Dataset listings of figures
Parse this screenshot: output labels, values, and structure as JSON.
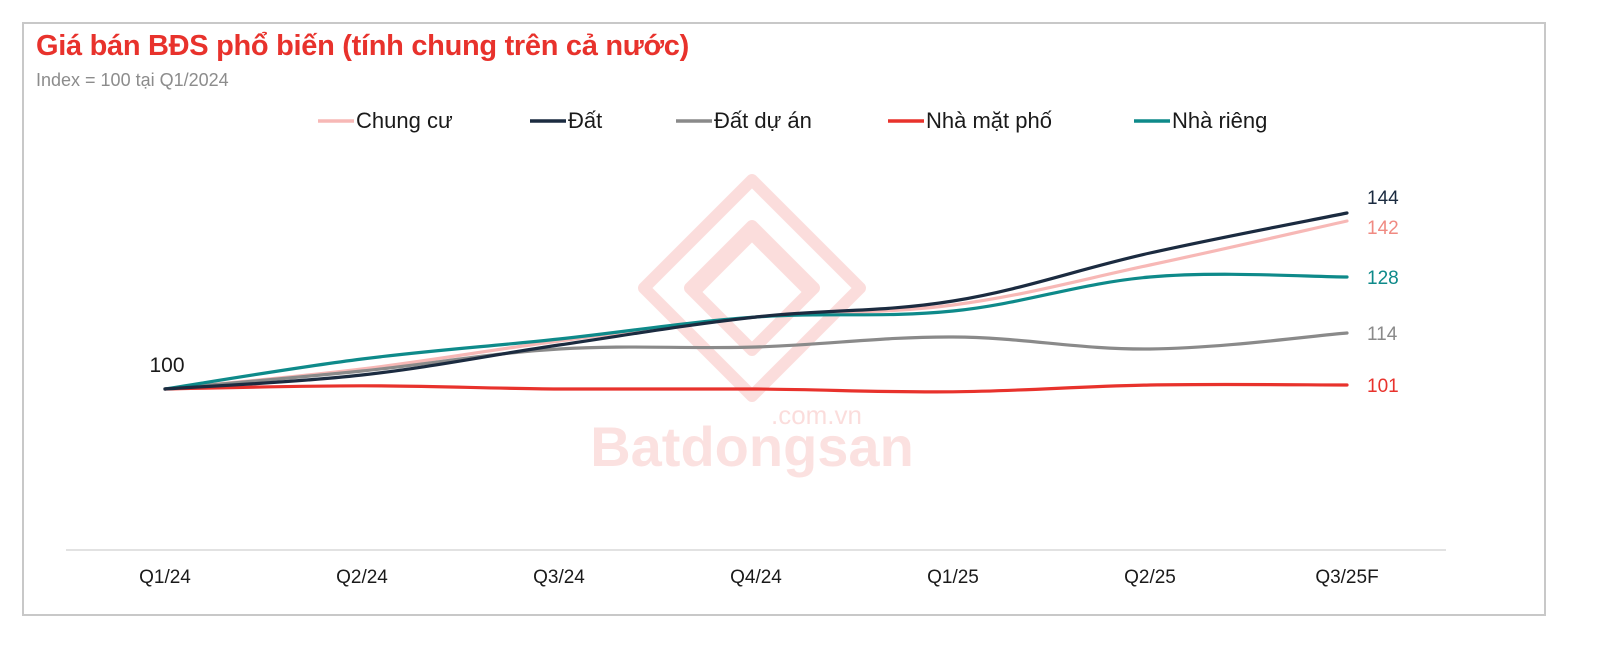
{
  "chart_data": {
    "type": "line",
    "title": "Giá bán BĐS phổ biến (tính chung trên cả nước)",
    "subtitle": "Index = 100 tại Q1/2024",
    "categories": [
      "Q1/24",
      "Q2/24",
      "Q3/24",
      "Q4/24",
      "Q1/25",
      "Q2/25",
      "Q3/25F"
    ],
    "start_label": "100",
    "ylim": [
      90,
      150
    ],
    "grid": false,
    "legend_position": "top",
    "series": [
      {
        "name": "Chung cư",
        "color": "#f7b8b6",
        "label_color": "#f08a82",
        "values": [
          100,
          105,
          112,
          118,
          121,
          131,
          142
        ],
        "end_label": "142"
      },
      {
        "name": "Đất",
        "color": "#1b2b40",
        "label_color": "#1b2b40",
        "values": [
          100,
          103.5,
          111,
          118,
          122,
          134,
          144
        ],
        "end_label": "144"
      },
      {
        "name": "Đất dự án",
        "color": "#8a8a8a",
        "label_color": "#8a8a8a",
        "values": [
          100,
          104.5,
          110,
          110.5,
          113,
          110,
          114
        ],
        "end_label": "114"
      },
      {
        "name": "Nhà mặt phố",
        "color": "#e8322c",
        "label_color": "#e8322c",
        "values": [
          100,
          100.8,
          100,
          100,
          99.3,
          101,
          101
        ],
        "end_label": "101"
      },
      {
        "name": "Nhà riêng",
        "color": "#0e8a8a",
        "label_color": "#0e8a8a",
        "values": [
          100,
          107.5,
          112.5,
          118,
          119.5,
          128,
          128
        ],
        "end_label": "128"
      }
    ]
  },
  "watermark": {
    "brand": "Batdongsan",
    "suffix": ".com.vn"
  }
}
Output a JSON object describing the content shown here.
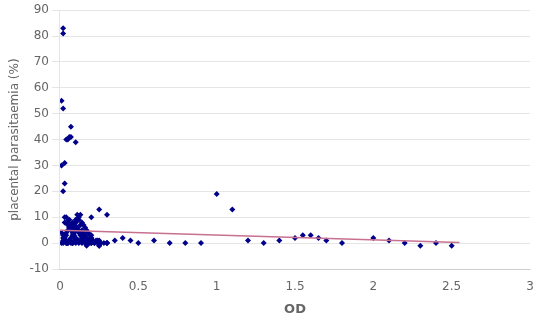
{
  "chart_data": {
    "type": "scatter",
    "xlabel": "OD",
    "ylabel": "placental parasitaemia (%)",
    "xlim": [
      0,
      3
    ],
    "ylim": [
      -10,
      90
    ],
    "xticks": [
      0,
      0.5,
      1,
      1.5,
      2,
      2.5,
      3
    ],
    "yticks": [
      -10,
      0,
      10,
      20,
      30,
      40,
      50,
      60,
      70,
      80,
      90
    ],
    "grid": "y",
    "series": [
      {
        "type": "scatter",
        "color": "#00008B",
        "marker": "diamond",
        "x": [
          0.02,
          0.08,
          0.03,
          0.06,
          0.04,
          0.07,
          0.1,
          0.01,
          0.02,
          0.03,
          0.04,
          0.05,
          0.06,
          0.07,
          0.08,
          0.09,
          0.1,
          0.11,
          0.12,
          0.13,
          0.14,
          0.15,
          0.16,
          0.17,
          0.18,
          0.19,
          0.2,
          0.02,
          0.03,
          0.04,
          0.05,
          0.06,
          0.07,
          0.08,
          0.09,
          0.1,
          0.11,
          0.12,
          0.13,
          0.14,
          0.15,
          0.16,
          0.17,
          0.18,
          0.19,
          0.2,
          0.21,
          0.22,
          0.23,
          0.24,
          0.25,
          0.01,
          0.02,
          0.03,
          0.04,
          0.05,
          0.06,
          0.07,
          0.08,
          0.09,
          0.1,
          0.11,
          0.12,
          0.13,
          0.14,
          0.15,
          0.2,
          0.25,
          0.3,
          0.35,
          0.4,
          0.45,
          0.5,
          0.6,
          0.7,
          0.8,
          0.9,
          1.0,
          1.1,
          1.2,
          1.3,
          1.4,
          1.5,
          1.55,
          1.6,
          1.65,
          1.7,
          1.8,
          2.0,
          2.1,
          2.2,
          2.3,
          2.4,
          2.5,
          0.01,
          0.02,
          0.03,
          0.04,
          0.05,
          0.06,
          0.07,
          0.08,
          0.09,
          0.1,
          0.11,
          0.12,
          0.13,
          0.14,
          0.15,
          0.16,
          0.17,
          0.18,
          0.19,
          0.2,
          0.01,
          0.02,
          0.03,
          0.04,
          0.05,
          0.06,
          0.07,
          0.08,
          0.09,
          0.1,
          0.15,
          0.2,
          0.25,
          0.3,
          0.05,
          0.1,
          0.15,
          0.2,
          0.25,
          0.3,
          0.05,
          0.1,
          0.02,
          0.03,
          0.04,
          0.06,
          0.08,
          0.1,
          0.12,
          0.14,
          0.02,
          0.04,
          0.06,
          0.08,
          0.1,
          0.12,
          0.14,
          0.16,
          0.18,
          0.2,
          0.22,
          0.24,
          0.26,
          0.28,
          0.3
        ],
        "values": [
          83,
          5,
          8,
          9,
          40,
          41,
          39,
          55,
          52,
          10,
          8,
          7,
          6,
          5,
          4,
          3,
          8,
          11,
          9,
          7,
          5,
          4,
          3,
          2,
          1,
          0,
          1,
          2,
          3,
          4,
          5,
          6,
          7,
          8,
          7,
          6,
          5,
          4,
          3,
          2,
          1,
          0,
          -1,
          0,
          1,
          2,
          1,
          0,
          1,
          0,
          -1,
          4,
          3,
          2,
          1,
          0,
          1,
          2,
          3,
          4,
          5,
          6,
          5,
          4,
          3,
          2,
          10,
          13,
          11,
          1,
          2,
          1,
          0,
          1,
          0,
          0,
          0,
          19,
          13,
          1,
          0,
          1,
          2,
          3,
          3,
          2,
          1,
          0,
          2,
          1,
          0,
          -1,
          0,
          -1,
          30,
          20,
          23,
          10,
          40,
          41,
          45,
          6,
          7,
          8,
          9,
          10,
          11,
          8,
          7,
          6,
          5,
          4,
          3,
          2,
          0,
          1,
          2,
          3,
          0,
          1,
          0,
          0,
          1,
          2,
          1,
          0,
          -1,
          0,
          0,
          1,
          2,
          3,
          1,
          0,
          8,
          9,
          81,
          31,
          0,
          1,
          0,
          2,
          0,
          1,
          0,
          0,
          1,
          0,
          0,
          1,
          0,
          0,
          1,
          0,
          0,
          1,
          0,
          0,
          0
        ]
      },
      {
        "type": "line",
        "color": "#C87090",
        "line_style": "solid",
        "x": [
          0.0,
          2.55
        ],
        "values": [
          5.0,
          0.2
        ]
      }
    ]
  }
}
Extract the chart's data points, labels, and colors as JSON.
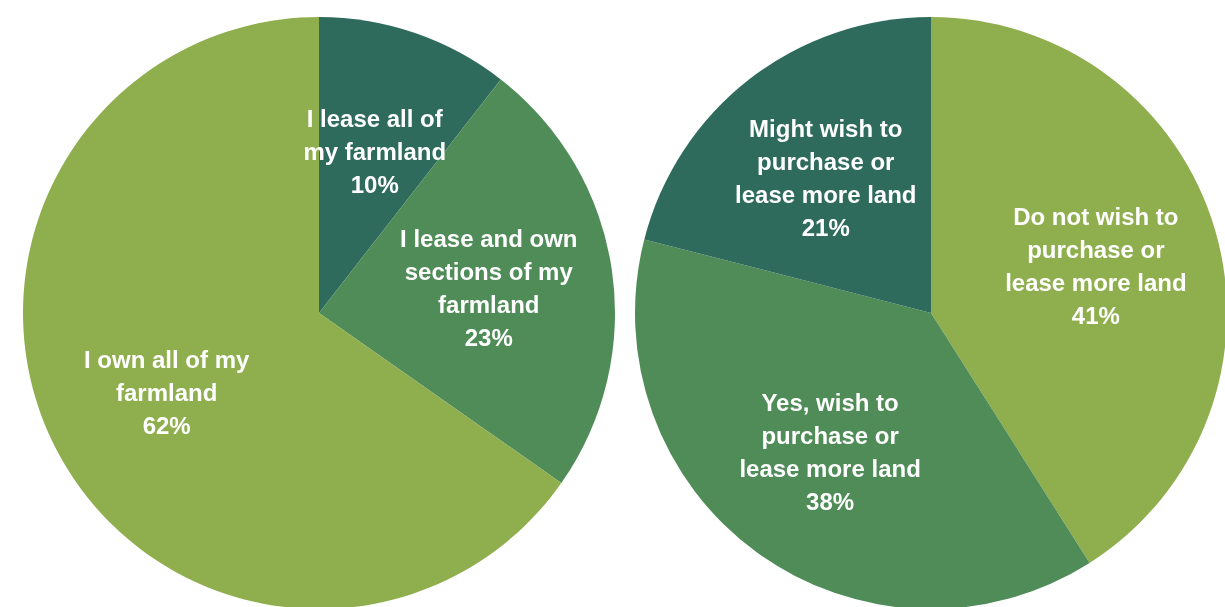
{
  "chart_data": [
    {
      "type": "pie",
      "categories": [
        "I lease all of my farmland",
        "I lease and own sections of my farmland",
        "I own all of my farmland"
      ],
      "values": [
        10,
        23,
        62
      ],
      "value_labels": [
        "10%",
        "23%",
        "62%"
      ],
      "colors": [
        "#2e6b5c",
        "#4f8c58",
        "#8faf4f"
      ]
    },
    {
      "type": "pie",
      "categories": [
        "Do not wish to purchase or lease more land",
        "Yes, wish to purchase or lease more land",
        "Might wish to purchase or lease more land"
      ],
      "values": [
        41,
        38,
        21
      ],
      "value_labels": [
        "41%",
        "38%",
        "21%"
      ],
      "colors": [
        "#8faf4f",
        "#4f8c58",
        "#2e6b5c"
      ]
    }
  ]
}
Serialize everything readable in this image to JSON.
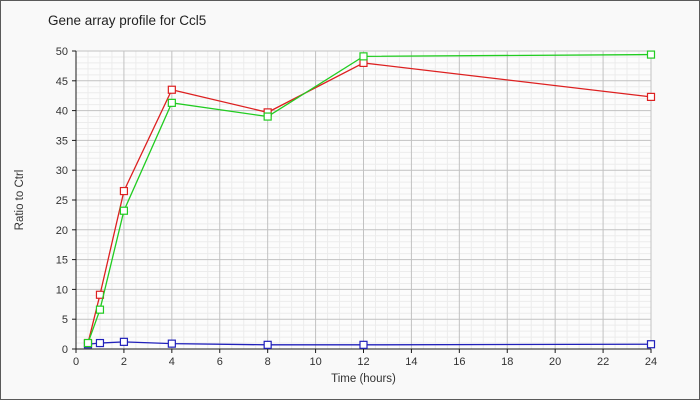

- What you need to do -
Quote the preceding records in their entirety, excluding every picture.

- Task output -
Parse this screenshot: output labels, values, and structure as JSON.
{
  "chart_data": {
    "type": "line",
    "title": "Giá bán BĐS phổ biến (tính chung trên cả nước)",
    "subtitle": "Index = 100 tại Q1/2024",
    "categories": [
      "Q1/24",
      "Q2/24",
      "Q3/24",
      "Q4/24",
      "Q1/25",
      "Q2/25",
      "Q3/25F"
    ],
    "start_label": "100",
    "ylim": [
      90,
      150
    ],
    "grid": false,
    "legend_position": "top",
    "series": [
      {
        "name": "Chung cư",
        "color": "#f7b8b6",
        "label_color": "#f08a82",
        "values": [
          100,
          105,
          112,
          118,
          121,
          131,
          142
        ],
        "end_label": "142"
      },
      {
        "name": "Đất",
        "color": "#1b2b40",
        "label_color": "#1b2b40",
        "values": [
          100,
          103.5,
          111,
          118,
          122,
          134,
          144
        ],
        "end_label": "144"
      },
      {
        "name": "Đất dự án",
        "color": "#8a8a8a",
        "label_color": "#8a8a8a",
        "values": [
          100,
          104.5,
          110,
          110.5,
          113,
          110,
          114
        ],
        "end_label": "114"
      },
      {
        "name": "Nhà mặt phố",
        "color": "#e8322c",
        "label_color": "#e8322c",
        "values": [
          100,
          100.8,
          100,
          100,
          99.3,
          101,
          101
        ],
        "end_label": "101"
      },
      {
        "name": "Nhà riêng",
        "color": "#0e8a8a",
        "label_color": "#0e8a8a",
        "values": [
          100,
          107.5,
          112.5,
          118,
          119.5,
          128,
          128
        ],
        "end_label": "128"
      }
    ]
  },
  "watermark": {
    "brand": "Batdongsan",
    "suffix": ".com.vn"
  }
}
Output a JSON object describing the content shown here.
{
  "chart_data": {
    "type": "scatter",
    "xlabel": "OD",
    "ylabel": "placental parasitaemia (%)",
    "xlim": [
      0,
      3
    ],
    "ylim": [
      -10,
      90
    ],
    "xticks": [
      0,
      0.5,
      1,
      1.5,
      2,
      2.5,
      3
    ],
    "yticks": [
      -10,
      0,
      10,
      20,
      30,
      40,
      50,
      60,
      70,
      80,
      90
    ],
    "grid": "y",
    "series": [
      {
        "type": "scatter",
        "color": "#00008B",
        "marker": "diamond",
        "x": [
          0.02,
          0.08,
          0.03,
          0.06,
          0.04,
          0.07,
          0.1,
          0.01,
          0.02,
          0.03,
          0.04,
          0.05,
          0.06,
          0.07,
          0.08,
          0.09,
          0.1,
          0.11,
          0.12,
          0.13,
          0.14,
          0.15,
          0.16,
          0.17,
          0.18,
          0.19,
          0.2,
          0.02,
          0.03,
          0.04,
          0.05,
          0.06,
          0.07,
          0.08,
          0.09,
          0.1,
          0.11,
          0.12,
          0.13,
          0.14,
          0.15,
          0.16,
          0.17,
          0.18,
          0.19,
          0.2,
          0.21,
          0.22,
          0.23,
          0.24,
          0.25,
          0.01,
          0.02,
          0.03,
          0.04,
          0.05,
          0.06,
          0.07,
          0.08,
          0.09,
          0.1,
          0.11,
          0.12,
          0.13,
          0.14,
          0.15,
          0.2,
          0.25,
          0.3,
          0.35,
          0.4,
          0.45,
          0.5,
          0.6,
          0.7,
          0.8,
          0.9,
          1.0,
          1.1,
          1.2,
          1.3,
          1.4,
          1.5,
          1.55,
          1.6,
          1.65,
          1.7,
          1.8,
          2.0,
          2.1,
          2.2,
          2.3,
          2.4,
          2.5,
          0.01,
          0.02,
          0.03,
          0.04,
          0.05,
          0.06,
          0.07,
          0.08,
          0.09,
          0.1,
          0.11,
          0.12,
          0.13,
          0.14,
          0.15,
          0.16,
          0.17,
          0.18,
          0.19,
          0.2,
          0.01,
          0.02,
          0.03,
          0.04,
          0.05,
          0.06,
          0.07,
          0.08,
          0.09,
          0.1,
          0.15,
          0.2,
          0.25,
          0.3,
          0.05,
          0.1,
          0.15,
          0.2,
          0.25,
          0.3,
          0.05,
          0.1,
          0.02,
          0.03,
          0.04,
          0.06,
          0.08,
          0.1,
          0.12,
          0.14,
          0.02,
          0.04,
          0.06,
          0.08,
          0.1,
          0.12,
          0.14,
          0.16,
          0.18,
          0.2,
          0.22,
          0.24,
          0.26,
          0.28,
          0.3
        ],
        "values": [
          83,
          5,
          8,
          9,
          40,
          41,
          39,
          55,
          52,
          10,
          8,
          7,
          6,
          5,
          4,
          3,
          8,
          11,
          9,
          7,
          5,
          4,
          3,
          2,
          1,
          0,
          1,
          2,
          3,
          4,
          5,
          6,
          7,
          8,
          7,
          6,
          5,
          4,
          3,
          2,
          1,
          0,
          -1,
          0,
          1,
          2,
          1,
          0,
          1,
          0,
          -1,
          4,
          3,
          2,
          1,
          0,
          1,
          2,
          3,
          4,
          5,
          6,
          5,
          4,
          3,
          2,
          10,
          13,
          11,
          1,
          2,
          1,
          0,
          1,
          0,
          0,
          0,
          19,
          13,
          1,
          0,
          1,
          2,
          3,
          3,
          2,
          1,
          0,
          2,
          1,
          0,
          -1,
          0,
          -1,
          30,
          20,
          23,
          10,
          40,
          41,
          45,
          6,
          7,
          8,
          9,
          10,
          11,
          8,
          7,
          6,
          5,
          4,
          3,
          2,
          0,
          1,
          2,
          3,
          0,
          1,
          0,
          0,
          1,
          2,
          1,
          0,
          -1,
          0,
          0,
          1,
          2,
          3,
          1,
          0,
          8,
          9,
          81,
          31,
          0,
          1,
          0,
          2,
          0,
          1,
          0,
          0,
          1,
          0,
          0,
          1,
          0,
          0,
          1,
          0,
          0,
          1,
          0,
          0,
          0
        ]
      },
      {
        "type": "line",
        "color": "#C87090",
        "line_style": "solid",
        "x": [
          0.0,
          2.55
        ],
        "values": [
          5.0,
          0.2
        ]
      }
    ]
  }
}
Extract the chart's data points, labels, and colors as JSON.
{
  "chart_data": [
    {
      "type": "pie",
      "categories": [
        "I lease all of my farmland",
        "I lease and own sections of my farmland",
        "I own all of my farmland"
      ],
      "values": [
        10,
        23,
        62
      ],
      "value_labels": [
        "10%",
        "23%",
        "62%"
      ],
      "colors": [
        "#2e6b5c",
        "#4f8c58",
        "#8faf4f"
      ]
    },
    {
      "type": "pie",
      "categories": [
        "Do not wish to purchase or lease more land",
        "Yes, wish to purchase or lease more land",
        "Might wish to purchase or lease more land"
      ],
      "values": [
        41,
        38,
        21
      ],
      "value_labels": [
        "41%",
        "38%",
        "21%"
      ],
      "colors": [
        "#8faf4f",
        "#4f8c58",
        "#2e6b5c"
      ]
    }
  ]
}
Serialize everything readable in this image to JSON.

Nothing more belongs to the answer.